▶ **TASK DIRECTIONS**
Check the listing below for lines that hold "this". How many are there? Please give only the number.

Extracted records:
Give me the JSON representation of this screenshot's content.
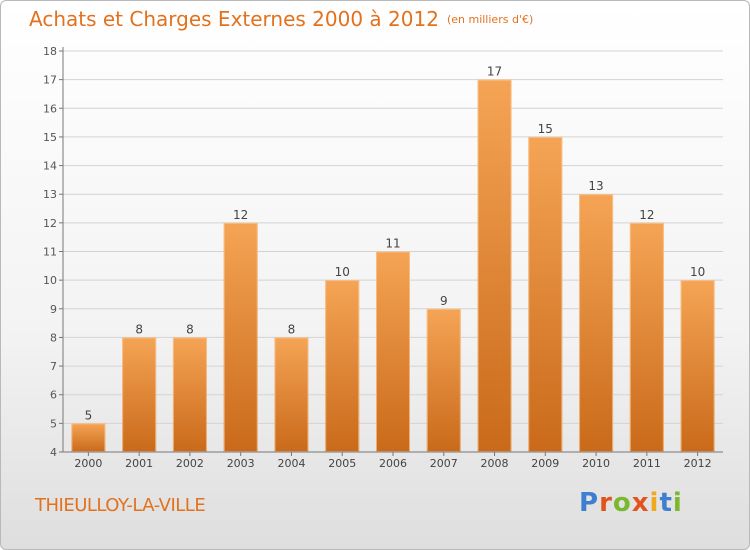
{
  "header": {
    "title": "Achats et Charges Externes 2000 à 2012",
    "unit": "(en milliers d'€)"
  },
  "footer": {
    "town": "THIEULLOY-LA-VILLE",
    "logo": "Proxiti"
  },
  "colors": {
    "bar_light": "#f5a455",
    "bar_dark": "#c96a1a",
    "title": "#e2721e",
    "grid": "#d3d3d3"
  },
  "chart_data": {
    "type": "bar",
    "categories": [
      "2000",
      "2001",
      "2002",
      "2003",
      "2004",
      "2005",
      "2006",
      "2007",
      "2008",
      "2009",
      "2010",
      "2011",
      "2012"
    ],
    "values": [
      5,
      8,
      8,
      12,
      8,
      10,
      11,
      9,
      17,
      15,
      13,
      12,
      10
    ],
    "ylim": [
      4,
      18
    ],
    "yticks": [
      4,
      5,
      6,
      7,
      8,
      9,
      10,
      11,
      12,
      13,
      14,
      15,
      16,
      17,
      18
    ],
    "grid": true,
    "data_labels": true
  }
}
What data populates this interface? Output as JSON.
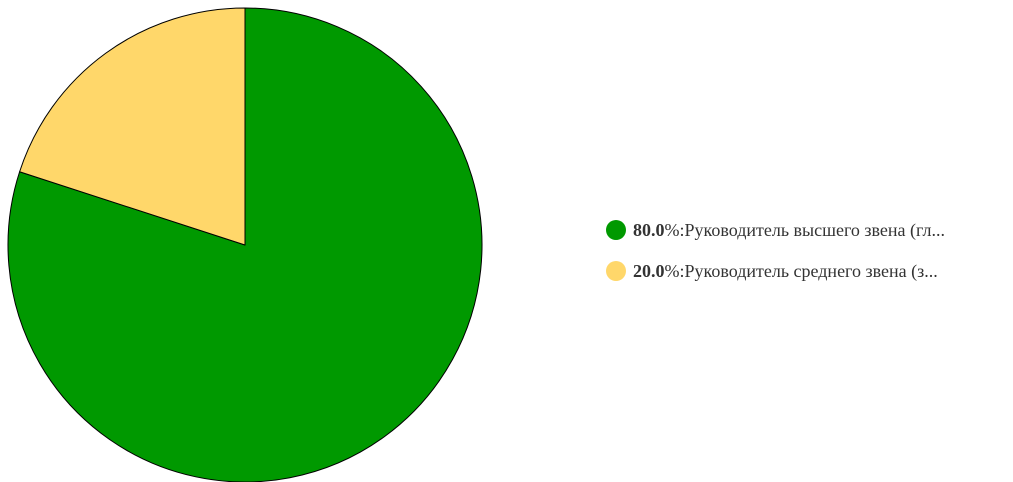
{
  "chart_data": {
    "type": "pie",
    "slices": [
      {
        "value": 80.0,
        "percent_label": "80.0",
        "suffix": "%: ",
        "label": "Руководитель высшего звена (гл...",
        "color": "#009900"
      },
      {
        "value": 20.0,
        "percent_label": "20.0",
        "suffix": "%: ",
        "label": "Руководитель среднего звена (з...",
        "color": "#ffd76a"
      }
    ],
    "start_angle": "12 o'clock",
    "direction": "clockwise",
    "legend_position": "right"
  }
}
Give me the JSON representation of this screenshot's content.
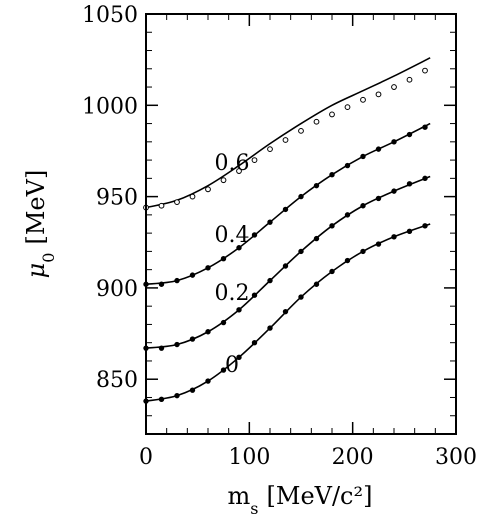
{
  "chart_data": {
    "type": "line",
    "xlabel_main": "m",
    "xlabel_sub": "s",
    "xlabel_unit": "[MeV/c²]",
    "ylabel_main": "μ",
    "ylabel_sub": "0",
    "ylabel_unit": "[MeV]",
    "xlim": [
      0,
      300
    ],
    "ylim": [
      820,
      1050
    ],
    "xticks": [
      0,
      100,
      200,
      300
    ],
    "yticks": [
      850,
      900,
      950,
      1000,
      1050
    ],
    "grid": false,
    "series": [
      {
        "name": "0",
        "style": "line+markers",
        "line": {
          "x": [
            0,
            30,
            60,
            90,
            120,
            150,
            180,
            210,
            240,
            275
          ],
          "y": [
            838,
            841,
            849,
            862,
            878,
            895,
            909,
            920,
            928,
            935
          ]
        },
        "points": {
          "x": [
            0,
            15,
            30,
            45,
            60,
            75,
            90,
            105,
            120,
            135,
            150,
            165,
            180,
            195,
            210,
            225,
            240,
            255,
            270
          ],
          "y": [
            838,
            839,
            841,
            844,
            849,
            855,
            862,
            870,
            878,
            887,
            895,
            902,
            909,
            915,
            920,
            924,
            928,
            931,
            934
          ]
        }
      },
      {
        "name": "0.2",
        "style": "line+markers",
        "line": {
          "x": [
            0,
            30,
            60,
            90,
            120,
            150,
            180,
            210,
            240,
            275
          ],
          "y": [
            867,
            869,
            876,
            888,
            904,
            920,
            934,
            945,
            953,
            961
          ]
        },
        "points": {
          "x": [
            0,
            15,
            30,
            45,
            60,
            75,
            90,
            105,
            120,
            135,
            150,
            165,
            180,
            195,
            210,
            225,
            240,
            255,
            270
          ],
          "y": [
            867,
            867,
            869,
            872,
            876,
            881,
            888,
            896,
            904,
            912,
            920,
            927,
            934,
            940,
            945,
            949,
            953,
            957,
            960
          ]
        }
      },
      {
        "name": "0.4",
        "style": "line+markers",
        "line": {
          "x": [
            0,
            30,
            60,
            90,
            120,
            150,
            180,
            210,
            240,
            275
          ],
          "y": [
            902,
            904,
            911,
            922,
            936,
            950,
            962,
            972,
            980,
            990
          ]
        },
        "points": {
          "x": [
            0,
            15,
            30,
            45,
            60,
            75,
            90,
            105,
            120,
            135,
            150,
            165,
            180,
            195,
            210,
            225,
            240,
            255,
            270
          ],
          "y": [
            902,
            902,
            904,
            907,
            911,
            916,
            922,
            929,
            936,
            943,
            950,
            956,
            962,
            967,
            972,
            976,
            980,
            984,
            988
          ]
        }
      },
      {
        "name": "0.6",
        "style": "line+open-markers",
        "line": {
          "x": [
            0,
            30,
            60,
            90,
            120,
            150,
            180,
            210,
            240,
            275
          ],
          "y": [
            944,
            948,
            956,
            967,
            979,
            990,
            1000,
            1008,
            1016,
            1026
          ]
        },
        "points": {
          "x": [
            0,
            15,
            30,
            45,
            60,
            75,
            90,
            105,
            120,
            135,
            150,
            165,
            180,
            195,
            210,
            225,
            240,
            255,
            270
          ],
          "y": [
            944,
            945,
            947,
            950,
            954,
            959,
            964,
            970,
            976,
            981,
            986,
            991,
            995,
            999,
            1003,
            1006,
            1010,
            1014,
            1019
          ]
        }
      }
    ],
    "colors": {
      "line": "#000000",
      "marker_fill": "#000000",
      "open_marker_fill": "#ffffff"
    }
  }
}
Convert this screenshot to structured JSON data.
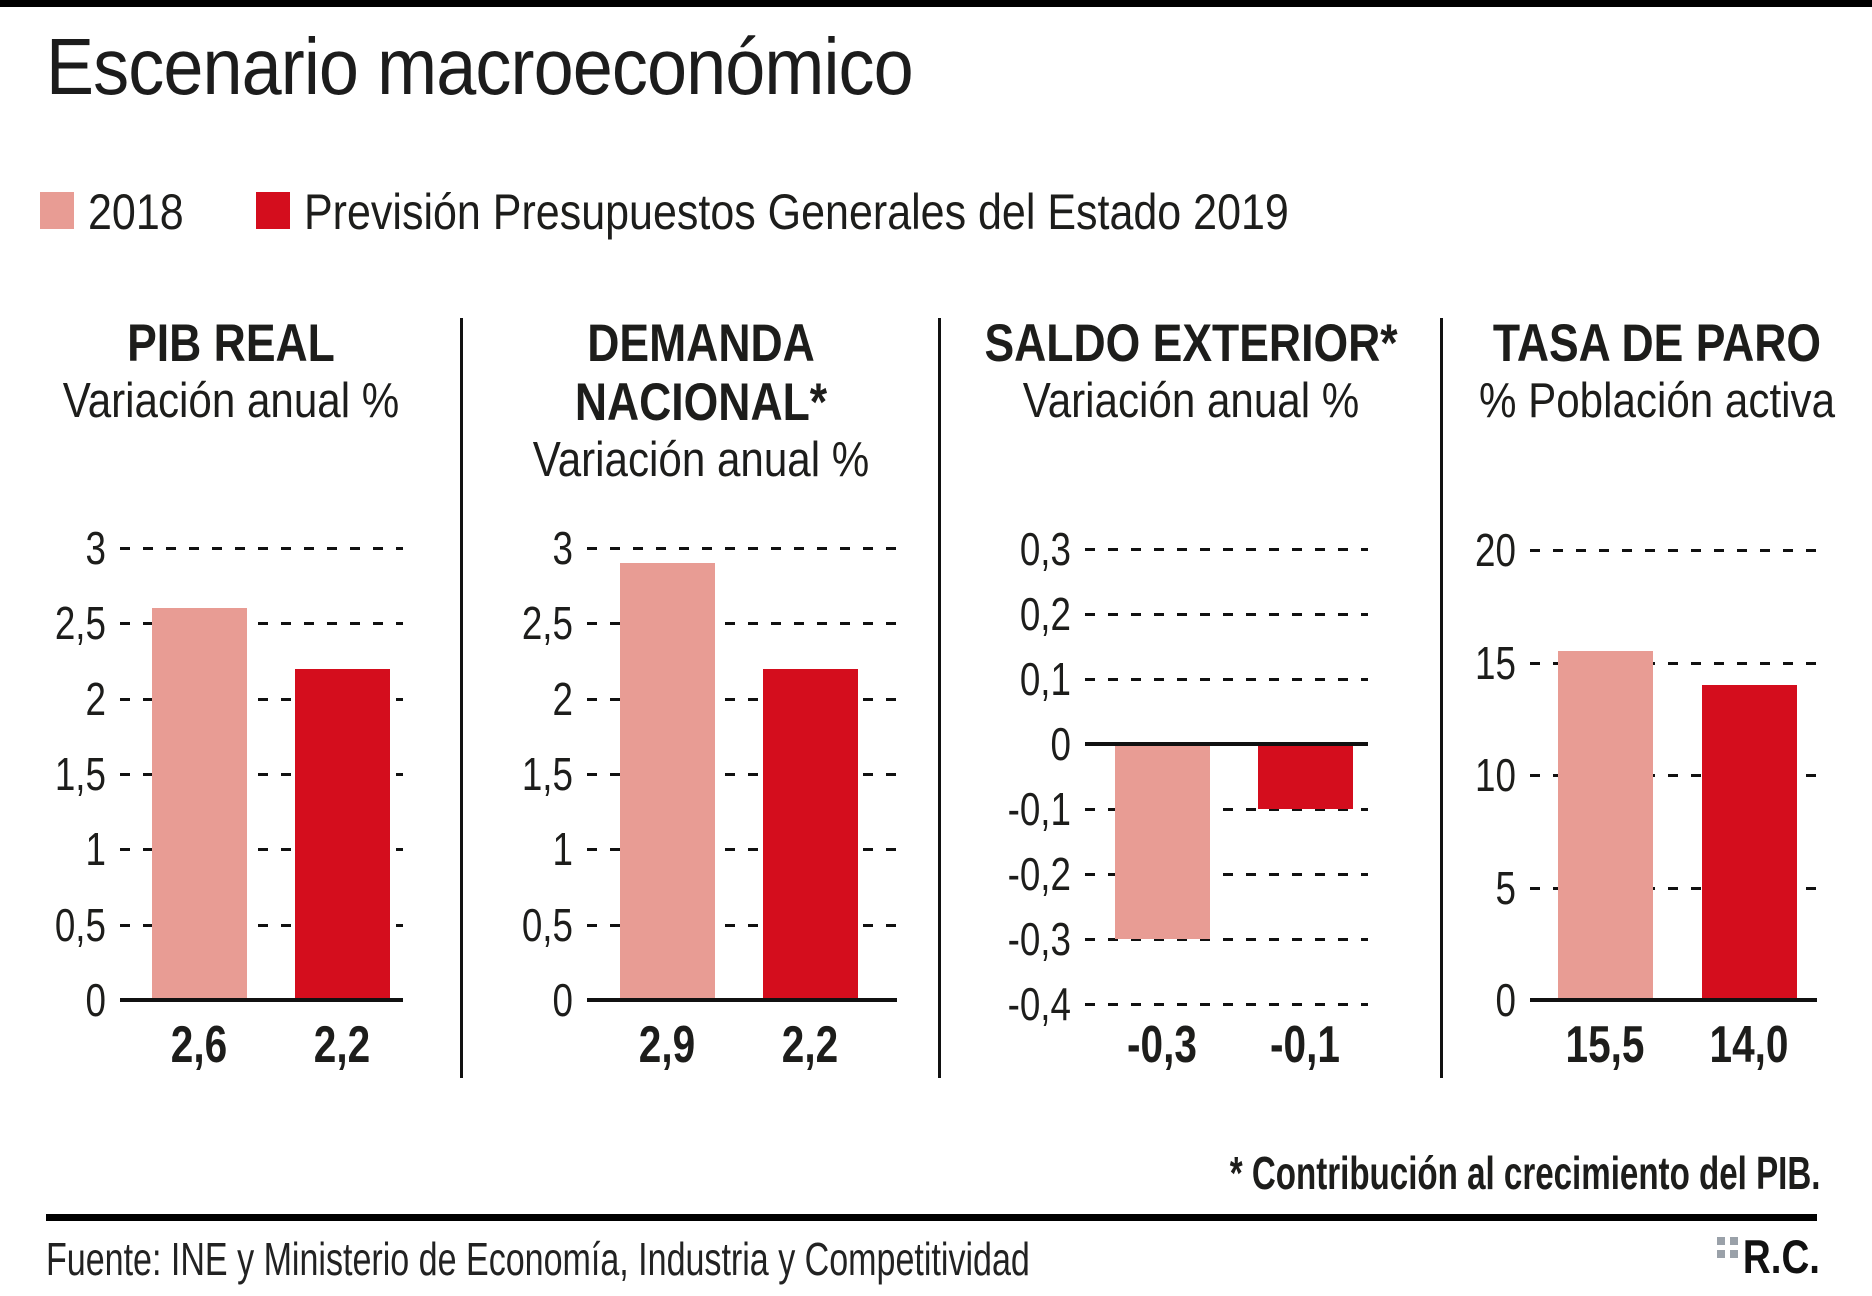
{
  "title": "Escenario macroeconómico",
  "legend": {
    "position": "top",
    "items": [
      {
        "label": "2018",
        "color": "#e89c94"
      },
      {
        "label": "Previsión Presupuestos Generales del Estado 2019",
        "color": "#d40d1d"
      }
    ]
  },
  "chart_data": [
    {
      "type": "bar",
      "title": "PIB REAL",
      "title_lines": [
        "PIB REAL"
      ],
      "subtitle": "Variación anual %",
      "categories": [
        "2018",
        "Previsión Presupuestos Generales del Estado 2019"
      ],
      "values": [
        2.6,
        2.2
      ],
      "value_labels": [
        "2,6",
        "2,2"
      ],
      "ylim": [
        0,
        3
      ],
      "grid": "dashed horizontal",
      "yticks": [
        {
          "value": 3,
          "label": "3"
        },
        {
          "value": 2.5,
          "label": "2,5"
        },
        {
          "value": 2,
          "label": "2"
        },
        {
          "value": 1.5,
          "label": "1,5"
        },
        {
          "value": 1,
          "label": "1"
        },
        {
          "value": 0.5,
          "label": "0,5"
        },
        {
          "value": 0,
          "label": "0"
        }
      ]
    },
    {
      "type": "bar",
      "title": "DEMANDA NACIONAL*",
      "title_lines": [
        "DEMANDA",
        "NACIONAL*"
      ],
      "subtitle": "Variación anual %",
      "categories": [
        "2018",
        "Previsión Presupuestos Generales del Estado 2019"
      ],
      "values": [
        2.9,
        2.2
      ],
      "value_labels": [
        "2,9",
        "2,2"
      ],
      "ylim": [
        0,
        3
      ],
      "grid": "dashed horizontal",
      "yticks": [
        {
          "value": 3,
          "label": "3"
        },
        {
          "value": 2.5,
          "label": "2,5"
        },
        {
          "value": 2,
          "label": "2"
        },
        {
          "value": 1.5,
          "label": "1,5"
        },
        {
          "value": 1,
          "label": "1"
        },
        {
          "value": 0.5,
          "label": "0,5"
        },
        {
          "value": 0,
          "label": "0"
        }
      ]
    },
    {
      "type": "bar",
      "title": "SALDO EXTERIOR*",
      "title_lines": [
        "SALDO EXTERIOR*"
      ],
      "subtitle": "Variación anual %",
      "categories": [
        "2018",
        "Previsión Presupuestos Generales del Estado 2019"
      ],
      "values": [
        -0.3,
        -0.1
      ],
      "value_labels": [
        "-0,3",
        "-0,1"
      ],
      "ylim": [
        -0.4,
        0.3
      ],
      "grid": "dashed horizontal",
      "yticks": [
        {
          "value": 0.3,
          "label": "0,3"
        },
        {
          "value": 0.2,
          "label": "0,2"
        },
        {
          "value": 0.1,
          "label": "0,1"
        },
        {
          "value": 0,
          "label": "0"
        },
        {
          "value": -0.1,
          "label": "-0,1"
        },
        {
          "value": -0.2,
          "label": "-0,2"
        },
        {
          "value": -0.3,
          "label": "-0,3"
        },
        {
          "value": -0.4,
          "label": "-0,4"
        }
      ]
    },
    {
      "type": "bar",
      "title": "TASA DE PARO",
      "title_lines": [
        "TASA DE PARO"
      ],
      "subtitle": "% Población activa",
      "categories": [
        "2018",
        "Previsión Presupuestos Generales del Estado 2019"
      ],
      "values": [
        15.5,
        14.0
      ],
      "value_labels": [
        "15,5",
        "14,0"
      ],
      "ylim": [
        0,
        20
      ],
      "grid": "dashed horizontal",
      "yticks": [
        {
          "value": 20,
          "label": "20"
        },
        {
          "value": 15,
          "label": "15"
        },
        {
          "value": 10,
          "label": "10"
        },
        {
          "value": 5,
          "label": "5"
        },
        {
          "value": 0,
          "label": "0"
        }
      ]
    }
  ],
  "footnote": "* Contribución al crecimiento del PIB.",
  "source": "Fuente: INE y Ministerio de Economía, Industria y Competitividad",
  "credit": "R.C."
}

▶ **COMPLETED EXERCISE**
4